Show, in full, each line of the data that contains "normal".

————

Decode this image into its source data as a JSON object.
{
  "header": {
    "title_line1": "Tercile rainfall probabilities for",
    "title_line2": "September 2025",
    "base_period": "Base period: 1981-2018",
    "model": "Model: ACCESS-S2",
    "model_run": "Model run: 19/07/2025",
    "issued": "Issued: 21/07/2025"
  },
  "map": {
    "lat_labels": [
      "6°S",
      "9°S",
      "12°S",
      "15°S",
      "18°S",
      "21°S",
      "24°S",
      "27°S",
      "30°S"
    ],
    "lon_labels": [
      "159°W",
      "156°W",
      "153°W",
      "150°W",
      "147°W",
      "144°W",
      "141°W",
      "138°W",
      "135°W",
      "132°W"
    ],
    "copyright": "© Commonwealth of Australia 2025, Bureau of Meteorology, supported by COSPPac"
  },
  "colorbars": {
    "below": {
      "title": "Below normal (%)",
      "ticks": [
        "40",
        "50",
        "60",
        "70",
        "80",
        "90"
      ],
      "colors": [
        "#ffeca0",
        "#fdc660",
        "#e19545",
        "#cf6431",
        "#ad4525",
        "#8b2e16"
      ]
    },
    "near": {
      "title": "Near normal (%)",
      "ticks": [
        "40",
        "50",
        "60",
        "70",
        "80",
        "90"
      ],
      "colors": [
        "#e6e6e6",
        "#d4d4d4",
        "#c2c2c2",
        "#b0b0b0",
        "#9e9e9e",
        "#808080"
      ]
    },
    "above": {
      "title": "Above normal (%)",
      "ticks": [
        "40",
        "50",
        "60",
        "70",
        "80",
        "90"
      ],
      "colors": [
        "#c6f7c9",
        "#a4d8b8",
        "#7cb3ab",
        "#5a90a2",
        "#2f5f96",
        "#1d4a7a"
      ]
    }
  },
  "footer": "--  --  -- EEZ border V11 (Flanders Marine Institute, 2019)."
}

————

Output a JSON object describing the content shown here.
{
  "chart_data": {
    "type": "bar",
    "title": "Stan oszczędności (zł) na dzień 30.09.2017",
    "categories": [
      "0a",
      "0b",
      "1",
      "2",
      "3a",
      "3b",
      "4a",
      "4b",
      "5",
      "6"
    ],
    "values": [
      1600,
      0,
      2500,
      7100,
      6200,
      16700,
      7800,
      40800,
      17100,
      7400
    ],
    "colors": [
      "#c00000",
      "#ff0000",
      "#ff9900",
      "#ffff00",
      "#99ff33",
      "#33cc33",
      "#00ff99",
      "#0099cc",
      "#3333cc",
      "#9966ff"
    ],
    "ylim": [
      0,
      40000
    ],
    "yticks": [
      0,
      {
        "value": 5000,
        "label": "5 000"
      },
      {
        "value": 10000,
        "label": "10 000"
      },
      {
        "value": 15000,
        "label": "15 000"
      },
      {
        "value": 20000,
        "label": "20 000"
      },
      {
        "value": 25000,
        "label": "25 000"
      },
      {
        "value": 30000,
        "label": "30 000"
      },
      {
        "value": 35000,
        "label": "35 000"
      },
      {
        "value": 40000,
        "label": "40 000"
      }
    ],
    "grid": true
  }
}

————

> _Final answer_:
      "title": "Below normal (%)",
      "title": "Near normal (%)",
      "title": "Above normal (%)",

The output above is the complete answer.